# Short task:
Reproduce the records verbatim, starting from the first line and ending with the line containing "536, 384, 548]", with both of those lines included.

# Supplied entries:

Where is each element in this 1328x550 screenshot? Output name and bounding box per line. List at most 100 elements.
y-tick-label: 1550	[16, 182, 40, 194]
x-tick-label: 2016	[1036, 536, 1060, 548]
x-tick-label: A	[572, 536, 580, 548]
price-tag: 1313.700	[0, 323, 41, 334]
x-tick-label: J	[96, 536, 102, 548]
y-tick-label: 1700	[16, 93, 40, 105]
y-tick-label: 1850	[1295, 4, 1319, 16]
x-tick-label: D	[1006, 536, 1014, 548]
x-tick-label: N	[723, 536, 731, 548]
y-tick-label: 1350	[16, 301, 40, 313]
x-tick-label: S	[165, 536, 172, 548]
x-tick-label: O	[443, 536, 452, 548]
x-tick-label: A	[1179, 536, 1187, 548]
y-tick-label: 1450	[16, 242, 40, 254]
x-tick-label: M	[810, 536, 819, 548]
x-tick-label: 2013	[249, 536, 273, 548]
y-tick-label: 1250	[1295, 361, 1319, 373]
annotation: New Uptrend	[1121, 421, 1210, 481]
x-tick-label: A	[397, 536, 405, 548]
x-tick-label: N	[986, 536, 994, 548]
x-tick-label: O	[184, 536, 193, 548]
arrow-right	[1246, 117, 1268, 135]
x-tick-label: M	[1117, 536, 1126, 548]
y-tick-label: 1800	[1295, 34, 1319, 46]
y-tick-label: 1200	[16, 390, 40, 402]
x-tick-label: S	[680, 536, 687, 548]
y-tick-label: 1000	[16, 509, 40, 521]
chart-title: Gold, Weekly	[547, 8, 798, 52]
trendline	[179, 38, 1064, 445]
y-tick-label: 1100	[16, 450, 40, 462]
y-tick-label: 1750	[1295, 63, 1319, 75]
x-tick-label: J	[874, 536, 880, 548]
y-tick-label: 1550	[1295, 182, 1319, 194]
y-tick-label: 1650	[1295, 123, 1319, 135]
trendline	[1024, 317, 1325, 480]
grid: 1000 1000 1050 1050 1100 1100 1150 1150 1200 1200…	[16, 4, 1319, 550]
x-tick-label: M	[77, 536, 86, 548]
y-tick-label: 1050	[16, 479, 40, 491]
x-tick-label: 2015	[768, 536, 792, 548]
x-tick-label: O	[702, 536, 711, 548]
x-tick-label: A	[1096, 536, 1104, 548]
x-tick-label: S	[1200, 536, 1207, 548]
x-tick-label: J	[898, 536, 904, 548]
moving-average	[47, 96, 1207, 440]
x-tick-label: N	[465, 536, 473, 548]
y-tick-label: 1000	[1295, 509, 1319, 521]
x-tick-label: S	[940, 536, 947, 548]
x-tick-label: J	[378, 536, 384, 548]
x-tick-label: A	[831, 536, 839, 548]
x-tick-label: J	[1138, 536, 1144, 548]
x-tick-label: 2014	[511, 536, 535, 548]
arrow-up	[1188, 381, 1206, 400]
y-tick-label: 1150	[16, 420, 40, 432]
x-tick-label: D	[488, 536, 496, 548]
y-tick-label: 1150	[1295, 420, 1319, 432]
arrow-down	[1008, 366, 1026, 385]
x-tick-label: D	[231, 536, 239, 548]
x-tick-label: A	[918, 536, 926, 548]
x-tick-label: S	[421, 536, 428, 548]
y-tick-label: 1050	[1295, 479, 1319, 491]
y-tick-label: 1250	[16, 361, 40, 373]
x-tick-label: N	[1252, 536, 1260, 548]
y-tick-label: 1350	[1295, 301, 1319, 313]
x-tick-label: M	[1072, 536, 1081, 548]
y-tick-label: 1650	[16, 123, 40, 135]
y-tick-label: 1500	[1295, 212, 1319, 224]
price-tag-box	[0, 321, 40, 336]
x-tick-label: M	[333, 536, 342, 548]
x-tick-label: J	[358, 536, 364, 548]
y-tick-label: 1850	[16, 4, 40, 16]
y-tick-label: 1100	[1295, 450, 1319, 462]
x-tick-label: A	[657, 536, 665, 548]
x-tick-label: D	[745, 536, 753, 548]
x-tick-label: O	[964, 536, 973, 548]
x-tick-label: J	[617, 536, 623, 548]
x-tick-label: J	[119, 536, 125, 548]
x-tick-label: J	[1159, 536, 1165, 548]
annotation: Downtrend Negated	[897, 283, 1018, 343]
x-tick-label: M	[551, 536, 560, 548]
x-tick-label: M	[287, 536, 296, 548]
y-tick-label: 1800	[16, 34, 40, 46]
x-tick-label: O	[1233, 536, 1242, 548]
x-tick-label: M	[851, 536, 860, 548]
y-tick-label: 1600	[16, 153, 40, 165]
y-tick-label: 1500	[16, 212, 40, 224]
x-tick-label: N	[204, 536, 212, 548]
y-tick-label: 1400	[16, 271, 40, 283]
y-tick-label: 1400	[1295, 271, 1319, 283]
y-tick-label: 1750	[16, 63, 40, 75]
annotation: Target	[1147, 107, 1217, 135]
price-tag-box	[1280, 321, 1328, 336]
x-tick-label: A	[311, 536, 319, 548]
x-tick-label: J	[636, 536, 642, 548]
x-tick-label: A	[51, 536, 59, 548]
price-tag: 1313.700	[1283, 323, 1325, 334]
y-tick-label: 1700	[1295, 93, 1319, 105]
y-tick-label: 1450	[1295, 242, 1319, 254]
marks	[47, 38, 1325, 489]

# Written answer:
Where is each element in this 1328x550 screenshot? Output name and bounding box per line. List at most 100 elements.
y-tick-label: 1550	[16, 182, 40, 194]
x-tick-label: 2016	[1036, 536, 1060, 548]
x-tick-label: A	[572, 536, 580, 548]
price-tag: 1313.700	[0, 323, 41, 334]
x-tick-label: J	[96, 536, 102, 548]
y-tick-label: 1700	[16, 93, 40, 105]
y-tick-label: 1850	[1295, 4, 1319, 16]
x-tick-label: D	[1006, 536, 1014, 548]
x-tick-label: N	[723, 536, 731, 548]
y-tick-label: 1350	[16, 301, 40, 313]
x-tick-label: S	[165, 536, 172, 548]
x-tick-label: O	[443, 536, 452, 548]
x-tick-label: A	[1179, 536, 1187, 548]
y-tick-label: 1450	[16, 242, 40, 254]
x-tick-label: M	[810, 536, 819, 548]
x-tick-label: 2013	[249, 536, 273, 548]
y-tick-label: 1250	[1295, 361, 1319, 373]
annotation: New Uptrend	[1121, 421, 1210, 481]
x-tick-label: A	[397, 536, 405, 548]
x-tick-label: N	[986, 536, 994, 548]
x-tick-label: O	[184, 536, 193, 548]
arrow-right	[1246, 117, 1268, 135]
x-tick-label: M	[1117, 536, 1126, 548]
y-tick-label: 1800	[1295, 34, 1319, 46]
y-tick-label: 1200	[16, 390, 40, 402]
x-tick-label: S	[680, 536, 687, 548]
y-tick-label: 1000	[16, 509, 40, 521]
chart-title: Gold, Weekly	[547, 8, 798, 52]
trendline	[179, 38, 1064, 445]
y-tick-label: 1100	[16, 450, 40, 462]
y-tick-label: 1750	[1295, 63, 1319, 75]
x-tick-label: J	[874, 536, 880, 548]
y-tick-label: 1550	[1295, 182, 1319, 194]
y-tick-label: 1650	[1295, 123, 1319, 135]
trendline	[1024, 317, 1325, 480]
grid: 1000 1000 1050 1050 1100 1100 1150 1150 1200 1200…	[16, 4, 1319, 550]
x-tick-label: M	[77, 536, 86, 548]
y-tick-label: 1050	[16, 479, 40, 491]
x-tick-label: 2015	[768, 536, 792, 548]
x-tick-label: O	[702, 536, 711, 548]
x-tick-label: A	[1096, 536, 1104, 548]
x-tick-label: S	[1200, 536, 1207, 548]
x-tick-label: J	[898, 536, 904, 548]
moving-average	[47, 96, 1207, 440]
x-tick-label: N	[465, 536, 473, 548]
y-tick-label: 1000	[1295, 509, 1319, 521]
x-tick-label: S	[940, 536, 947, 548]
x-tick-label: J	[378, 536, 384, 548]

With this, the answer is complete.